• [The exercise] Type out the data exactly as given. Skip any image.

════════

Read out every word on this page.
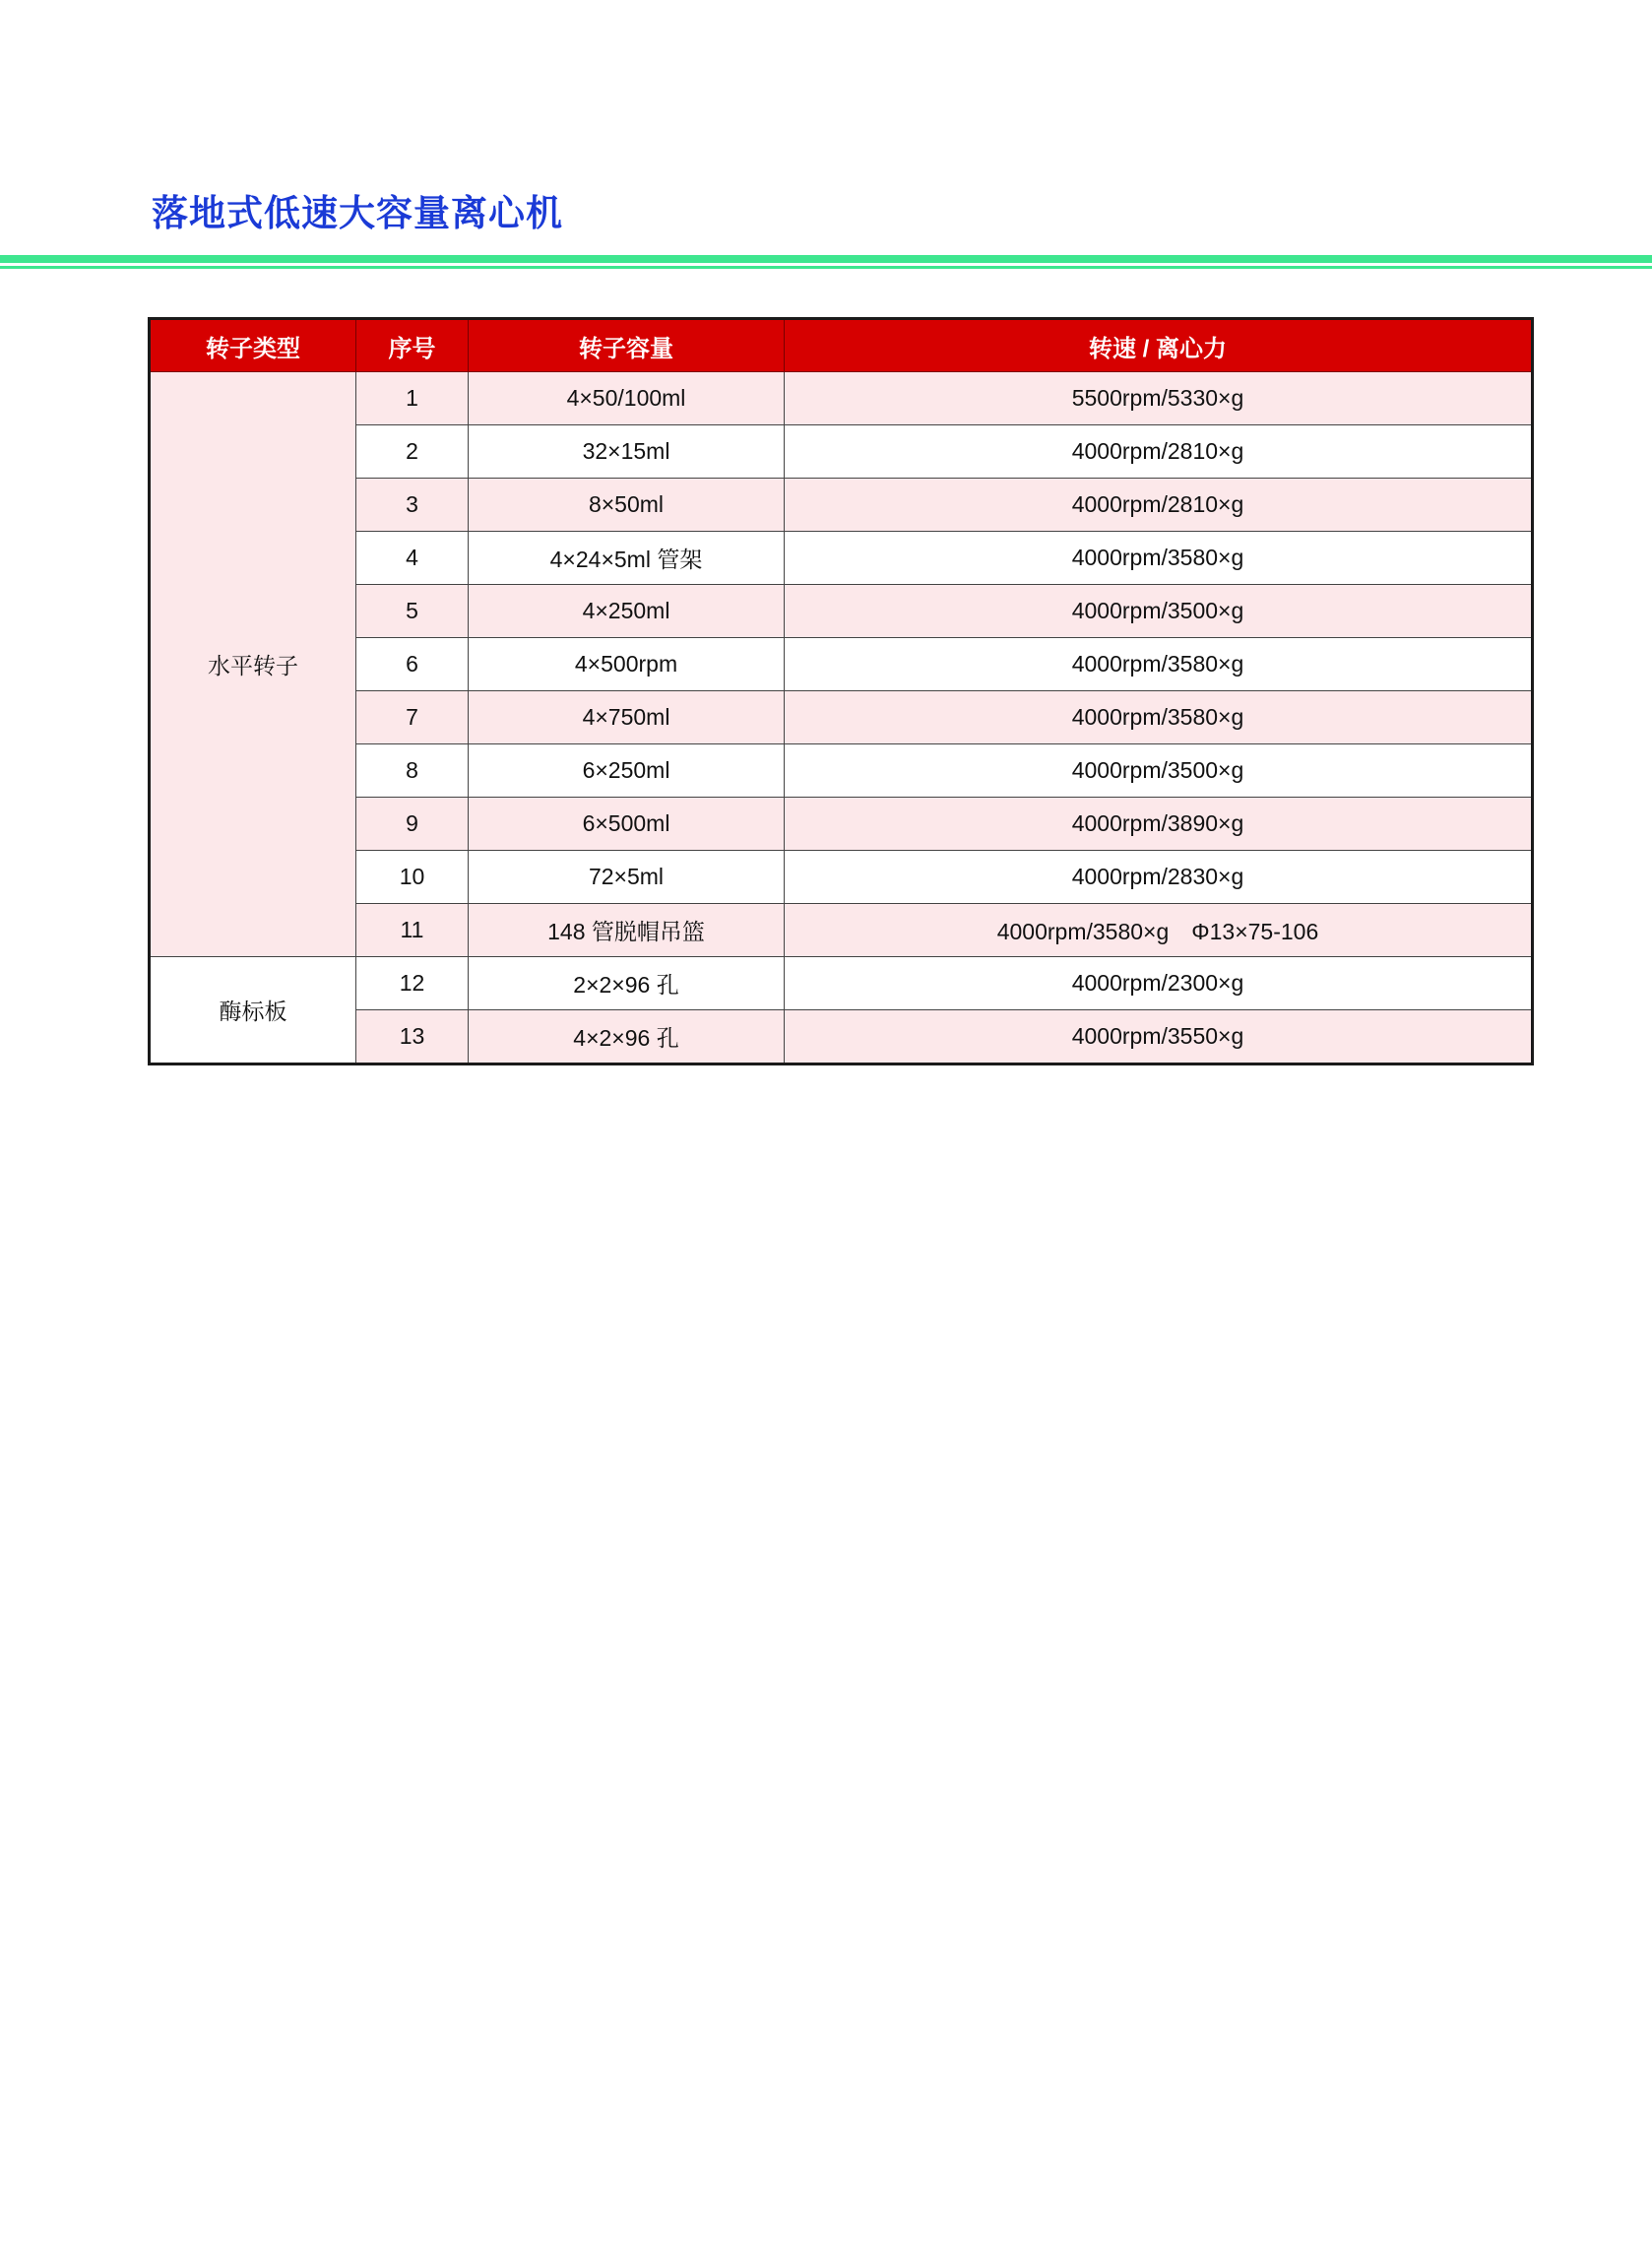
落地式低速大容量离心机
转子类型	序号	转子容量	转速 / 离心力
水平转子	1	4×50/100ml	5500rpm/5330×g
	2	32×15ml	4000rpm/2810×g
	3	8×50ml	4000rpm/2810×g
	4	4×24×5ml 管架	4000rpm/3580×g
	5	4×250ml	4000rpm/3500×g
	6	4×500rpm	4000rpm/3580×g
	7	4×750ml	4000rpm/3580×g
	8	6×250ml	4000rpm/3500×g
	9	6×500ml	4000rpm/3890×g
	10	72×5ml	4000rpm/2830×g
	11	148 管脱帽吊篮	4000rpm/3580×g　Φ13×75-106
酶标板	12	2×2×96 孔	4000rpm/2300×g
	13	4×2×96 孔	4000rpm/3550×g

════════

• [Written answer]
Read out every word on this page.
落地式低速大容量离心机
转子类型	序号	转子容量	转速 / 离心力
水平转子	1	4×50/100ml	5500rpm/5330×g
	2	32×15ml	4000rpm/2810×g
	3	8×50ml	4000rpm/2810×g
	4	4×24×5ml 管架	4000rpm/3580×g
	5	4×250ml	4000rpm/3500×g
	6	4×500rpm	4000rpm/3580×g
	7	4×750ml	4000rpm/3580×g
	8	6×250ml	4000rpm/3500×g
	9	6×500ml	4000rpm/3890×g
	10	72×5ml	4000rpm/2830×g
	11	148 管脱帽吊篮	4000rpm/3580×g　Φ13×75-106
酶标板	12	2×2×96 孔	4000rpm/2300×g
	13	4×2×96 孔	4000rpm/3550×g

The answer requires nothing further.